▶ **WORK TO COMPLETE**
Records follow. Select each line holding "Disposición".
━━━━━ INPUT MATERIAL ━━━━━
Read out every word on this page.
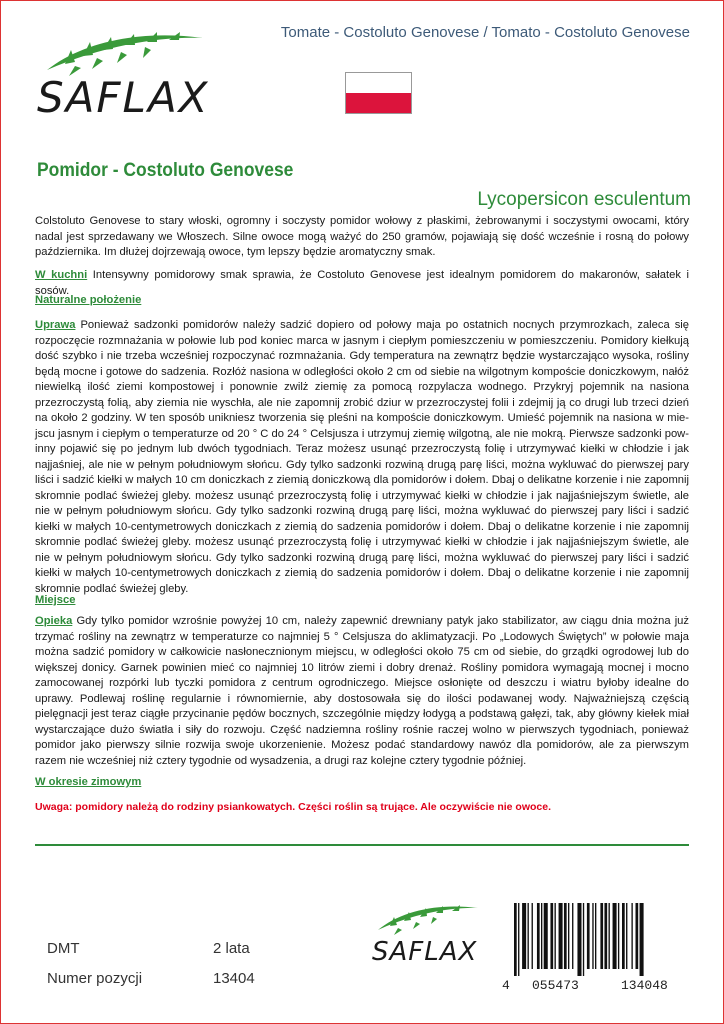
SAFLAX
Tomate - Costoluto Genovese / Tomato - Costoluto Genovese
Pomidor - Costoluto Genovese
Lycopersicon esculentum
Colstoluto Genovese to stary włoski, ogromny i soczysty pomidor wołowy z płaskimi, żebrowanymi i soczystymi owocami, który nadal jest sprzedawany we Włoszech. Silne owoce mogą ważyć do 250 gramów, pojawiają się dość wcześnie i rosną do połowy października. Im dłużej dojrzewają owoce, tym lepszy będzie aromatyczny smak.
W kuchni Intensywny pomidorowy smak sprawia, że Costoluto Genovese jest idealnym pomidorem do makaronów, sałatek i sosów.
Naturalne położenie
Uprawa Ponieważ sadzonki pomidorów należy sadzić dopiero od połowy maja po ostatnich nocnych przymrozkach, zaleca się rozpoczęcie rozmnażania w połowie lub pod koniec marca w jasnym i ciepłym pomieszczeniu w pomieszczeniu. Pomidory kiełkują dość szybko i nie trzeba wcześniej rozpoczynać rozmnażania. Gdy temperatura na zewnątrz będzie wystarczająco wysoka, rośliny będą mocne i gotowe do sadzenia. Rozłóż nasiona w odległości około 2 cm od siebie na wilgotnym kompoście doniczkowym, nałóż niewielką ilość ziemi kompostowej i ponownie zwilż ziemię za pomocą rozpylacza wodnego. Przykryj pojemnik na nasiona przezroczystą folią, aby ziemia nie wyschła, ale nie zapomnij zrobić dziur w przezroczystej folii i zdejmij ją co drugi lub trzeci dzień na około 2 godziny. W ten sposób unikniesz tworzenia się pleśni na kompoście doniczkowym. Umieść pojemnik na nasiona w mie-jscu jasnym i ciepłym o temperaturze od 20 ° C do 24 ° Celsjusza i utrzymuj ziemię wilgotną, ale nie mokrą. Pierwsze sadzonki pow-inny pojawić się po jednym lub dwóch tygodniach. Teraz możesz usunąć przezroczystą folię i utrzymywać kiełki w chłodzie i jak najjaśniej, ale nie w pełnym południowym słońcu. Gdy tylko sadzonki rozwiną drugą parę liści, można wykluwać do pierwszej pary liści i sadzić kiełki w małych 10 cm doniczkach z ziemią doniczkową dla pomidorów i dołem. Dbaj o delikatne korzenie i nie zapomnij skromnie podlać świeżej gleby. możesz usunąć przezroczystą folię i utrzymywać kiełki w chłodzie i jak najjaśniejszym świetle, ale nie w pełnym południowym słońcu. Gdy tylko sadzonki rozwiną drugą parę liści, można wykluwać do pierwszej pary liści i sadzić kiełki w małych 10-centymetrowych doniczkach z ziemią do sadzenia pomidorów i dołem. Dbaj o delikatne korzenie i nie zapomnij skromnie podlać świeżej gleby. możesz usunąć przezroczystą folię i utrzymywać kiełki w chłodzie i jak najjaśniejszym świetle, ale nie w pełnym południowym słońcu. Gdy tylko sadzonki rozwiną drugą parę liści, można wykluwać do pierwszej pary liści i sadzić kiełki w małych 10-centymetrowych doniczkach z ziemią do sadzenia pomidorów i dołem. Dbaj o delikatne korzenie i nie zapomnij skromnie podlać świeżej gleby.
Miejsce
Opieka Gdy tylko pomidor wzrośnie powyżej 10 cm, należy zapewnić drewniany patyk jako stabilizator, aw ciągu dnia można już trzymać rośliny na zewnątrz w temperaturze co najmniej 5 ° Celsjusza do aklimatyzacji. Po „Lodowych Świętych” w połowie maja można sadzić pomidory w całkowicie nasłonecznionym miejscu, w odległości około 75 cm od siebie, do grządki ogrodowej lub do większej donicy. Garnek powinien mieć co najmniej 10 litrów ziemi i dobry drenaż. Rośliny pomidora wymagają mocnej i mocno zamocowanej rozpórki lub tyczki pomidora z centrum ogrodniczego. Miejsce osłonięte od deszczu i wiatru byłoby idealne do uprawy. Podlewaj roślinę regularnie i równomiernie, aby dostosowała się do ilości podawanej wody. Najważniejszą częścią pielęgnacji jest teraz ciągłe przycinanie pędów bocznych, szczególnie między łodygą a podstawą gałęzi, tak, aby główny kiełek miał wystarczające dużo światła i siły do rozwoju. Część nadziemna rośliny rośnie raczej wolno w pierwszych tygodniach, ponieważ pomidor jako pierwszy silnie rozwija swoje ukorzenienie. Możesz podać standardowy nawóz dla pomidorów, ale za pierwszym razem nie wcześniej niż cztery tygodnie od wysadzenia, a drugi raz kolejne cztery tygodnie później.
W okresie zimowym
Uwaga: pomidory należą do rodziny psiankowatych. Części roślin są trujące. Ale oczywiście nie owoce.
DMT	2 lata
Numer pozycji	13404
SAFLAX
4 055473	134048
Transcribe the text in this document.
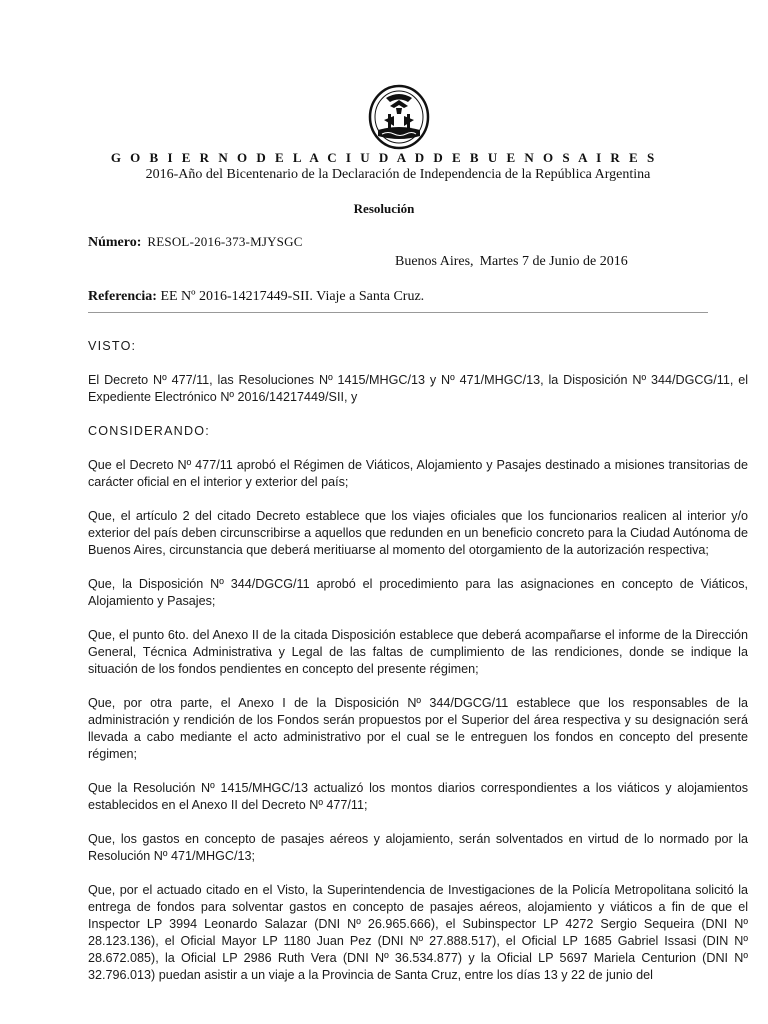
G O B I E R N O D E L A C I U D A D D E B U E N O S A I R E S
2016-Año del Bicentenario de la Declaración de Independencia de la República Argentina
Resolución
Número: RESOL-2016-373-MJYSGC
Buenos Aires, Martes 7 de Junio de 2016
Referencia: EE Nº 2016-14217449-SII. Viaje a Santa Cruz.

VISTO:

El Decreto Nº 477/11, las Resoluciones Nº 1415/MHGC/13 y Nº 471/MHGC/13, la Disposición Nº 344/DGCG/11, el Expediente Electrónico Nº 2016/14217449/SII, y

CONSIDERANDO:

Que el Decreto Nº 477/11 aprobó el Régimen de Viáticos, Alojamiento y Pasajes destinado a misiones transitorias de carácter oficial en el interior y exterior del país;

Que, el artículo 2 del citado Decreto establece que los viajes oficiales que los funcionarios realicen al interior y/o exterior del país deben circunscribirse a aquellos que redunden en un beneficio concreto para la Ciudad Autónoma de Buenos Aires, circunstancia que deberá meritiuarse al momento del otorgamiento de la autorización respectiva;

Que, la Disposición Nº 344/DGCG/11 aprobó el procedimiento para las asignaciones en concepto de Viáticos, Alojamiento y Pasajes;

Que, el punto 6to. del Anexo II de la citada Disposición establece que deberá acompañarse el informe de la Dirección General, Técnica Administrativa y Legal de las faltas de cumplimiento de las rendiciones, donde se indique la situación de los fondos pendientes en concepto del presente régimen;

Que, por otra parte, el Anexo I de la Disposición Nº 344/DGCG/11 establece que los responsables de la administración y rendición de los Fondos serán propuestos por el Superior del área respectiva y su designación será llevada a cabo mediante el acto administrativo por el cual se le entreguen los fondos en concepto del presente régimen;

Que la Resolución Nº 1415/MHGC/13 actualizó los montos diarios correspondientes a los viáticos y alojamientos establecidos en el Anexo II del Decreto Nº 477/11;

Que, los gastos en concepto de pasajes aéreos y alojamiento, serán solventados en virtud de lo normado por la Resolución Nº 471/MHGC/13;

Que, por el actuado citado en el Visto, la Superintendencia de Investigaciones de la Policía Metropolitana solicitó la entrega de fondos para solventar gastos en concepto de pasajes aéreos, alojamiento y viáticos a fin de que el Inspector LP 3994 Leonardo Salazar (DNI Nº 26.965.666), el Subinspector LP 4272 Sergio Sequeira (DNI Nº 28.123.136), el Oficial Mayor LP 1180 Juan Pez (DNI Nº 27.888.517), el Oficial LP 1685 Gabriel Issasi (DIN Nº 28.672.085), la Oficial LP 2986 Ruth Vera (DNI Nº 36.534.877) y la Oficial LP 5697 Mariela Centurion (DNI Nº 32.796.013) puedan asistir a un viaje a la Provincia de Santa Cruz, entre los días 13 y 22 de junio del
━━━━━
━━━━━ INPUT MATERIAL ━━━━━
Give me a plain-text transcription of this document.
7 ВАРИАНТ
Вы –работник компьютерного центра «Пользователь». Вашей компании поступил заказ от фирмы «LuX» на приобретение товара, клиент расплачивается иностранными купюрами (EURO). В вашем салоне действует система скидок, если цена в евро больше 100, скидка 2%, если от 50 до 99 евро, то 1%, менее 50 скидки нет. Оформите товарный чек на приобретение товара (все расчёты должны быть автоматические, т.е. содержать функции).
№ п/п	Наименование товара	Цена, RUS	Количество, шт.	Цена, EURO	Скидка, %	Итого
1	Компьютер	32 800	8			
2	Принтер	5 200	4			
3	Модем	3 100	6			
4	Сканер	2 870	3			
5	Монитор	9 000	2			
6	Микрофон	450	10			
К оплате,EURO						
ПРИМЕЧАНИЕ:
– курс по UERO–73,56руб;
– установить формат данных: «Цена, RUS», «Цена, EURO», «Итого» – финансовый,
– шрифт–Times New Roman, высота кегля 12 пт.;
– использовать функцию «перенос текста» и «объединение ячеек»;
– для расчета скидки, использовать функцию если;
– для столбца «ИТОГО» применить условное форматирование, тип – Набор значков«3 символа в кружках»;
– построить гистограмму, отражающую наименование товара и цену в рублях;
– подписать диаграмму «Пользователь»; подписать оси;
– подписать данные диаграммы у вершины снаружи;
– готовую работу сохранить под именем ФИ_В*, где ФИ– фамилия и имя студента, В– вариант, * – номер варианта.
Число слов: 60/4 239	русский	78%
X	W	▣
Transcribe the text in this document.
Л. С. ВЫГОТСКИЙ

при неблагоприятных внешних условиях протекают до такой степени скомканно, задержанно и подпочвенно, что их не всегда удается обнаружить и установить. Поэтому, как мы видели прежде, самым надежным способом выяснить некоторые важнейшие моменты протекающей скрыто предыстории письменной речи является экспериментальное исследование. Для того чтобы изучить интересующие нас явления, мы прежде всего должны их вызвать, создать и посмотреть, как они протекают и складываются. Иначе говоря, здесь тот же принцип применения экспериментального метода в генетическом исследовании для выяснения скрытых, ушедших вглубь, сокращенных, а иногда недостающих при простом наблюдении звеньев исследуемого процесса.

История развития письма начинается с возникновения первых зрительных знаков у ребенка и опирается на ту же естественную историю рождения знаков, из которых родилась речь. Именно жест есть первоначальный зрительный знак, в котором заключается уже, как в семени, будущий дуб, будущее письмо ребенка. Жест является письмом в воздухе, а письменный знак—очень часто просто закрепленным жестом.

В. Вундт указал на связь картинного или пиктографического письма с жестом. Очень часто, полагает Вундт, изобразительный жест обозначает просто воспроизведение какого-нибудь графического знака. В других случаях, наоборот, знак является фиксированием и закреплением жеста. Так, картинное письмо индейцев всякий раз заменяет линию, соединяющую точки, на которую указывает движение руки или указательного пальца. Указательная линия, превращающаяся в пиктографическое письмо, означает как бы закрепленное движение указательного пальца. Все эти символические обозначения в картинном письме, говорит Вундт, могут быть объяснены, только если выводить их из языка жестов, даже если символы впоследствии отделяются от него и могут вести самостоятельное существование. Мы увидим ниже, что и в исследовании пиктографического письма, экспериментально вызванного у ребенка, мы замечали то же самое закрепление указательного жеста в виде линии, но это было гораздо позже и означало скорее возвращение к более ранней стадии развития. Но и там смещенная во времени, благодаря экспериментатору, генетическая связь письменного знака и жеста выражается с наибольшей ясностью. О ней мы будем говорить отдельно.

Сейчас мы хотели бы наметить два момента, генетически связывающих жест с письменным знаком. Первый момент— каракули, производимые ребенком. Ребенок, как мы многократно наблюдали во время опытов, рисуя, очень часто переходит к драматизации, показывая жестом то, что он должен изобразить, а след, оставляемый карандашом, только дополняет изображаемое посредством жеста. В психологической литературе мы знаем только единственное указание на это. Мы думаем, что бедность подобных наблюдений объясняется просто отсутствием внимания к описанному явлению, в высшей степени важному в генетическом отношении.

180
━━━━━
▶ **COMPLETED TASK**
El Decreto Nº 477/11, las Resoluciones Nº 1415/MHGC/13 y Nº 471/MHGC/13, la Disposición Nº 344/DGCG/11, el Expediente Electrónico Nº 2016/14217449/SII, y
Que, la Disposición Nº 344/DGCG/11 aprobó el procedimiento para las asignaciones en concepto de Viáticos, Alojamiento y Pasajes;
Que, el punto 6to. del Anexo II de la citada Disposición establece que deberá acompañarse el informe de la Dirección General, Técnica Administrativa y Legal de las faltas de cumplimiento de las rendiciones, donde se indique la situación de los fondos pendientes en concepto del presente régimen;
Que, por otra parte, el Anexo I de la Disposición Nº 344/DGCG/11 establece que los responsables de la administración y rendición de los Fondos serán propuestos por el Superior del área respectiva y su designación será llevada a cabo mediante el acto administrativo por el cual se le entreguen los fondos en concepto del presente régimen;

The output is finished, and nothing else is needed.